Aim of the exercise:
Identify the lines bearing the string "color" and gather them.

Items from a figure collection
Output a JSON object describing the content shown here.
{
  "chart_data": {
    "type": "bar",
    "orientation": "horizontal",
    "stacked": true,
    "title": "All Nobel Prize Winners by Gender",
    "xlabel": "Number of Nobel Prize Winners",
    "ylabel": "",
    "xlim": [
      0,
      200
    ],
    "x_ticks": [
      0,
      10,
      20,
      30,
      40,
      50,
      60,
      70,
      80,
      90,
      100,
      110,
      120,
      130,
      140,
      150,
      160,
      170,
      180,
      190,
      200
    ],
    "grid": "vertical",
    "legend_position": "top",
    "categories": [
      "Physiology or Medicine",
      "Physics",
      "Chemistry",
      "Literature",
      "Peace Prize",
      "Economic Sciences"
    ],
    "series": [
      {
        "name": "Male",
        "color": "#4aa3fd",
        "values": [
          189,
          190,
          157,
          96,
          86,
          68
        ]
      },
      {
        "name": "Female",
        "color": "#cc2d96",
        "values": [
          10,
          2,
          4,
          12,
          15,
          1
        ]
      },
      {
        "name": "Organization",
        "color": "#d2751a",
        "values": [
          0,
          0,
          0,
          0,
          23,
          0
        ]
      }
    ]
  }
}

Right answer:
        "color": "#4aa3fd",
        "color": "#cc2d96",
        "color": "#d2751a",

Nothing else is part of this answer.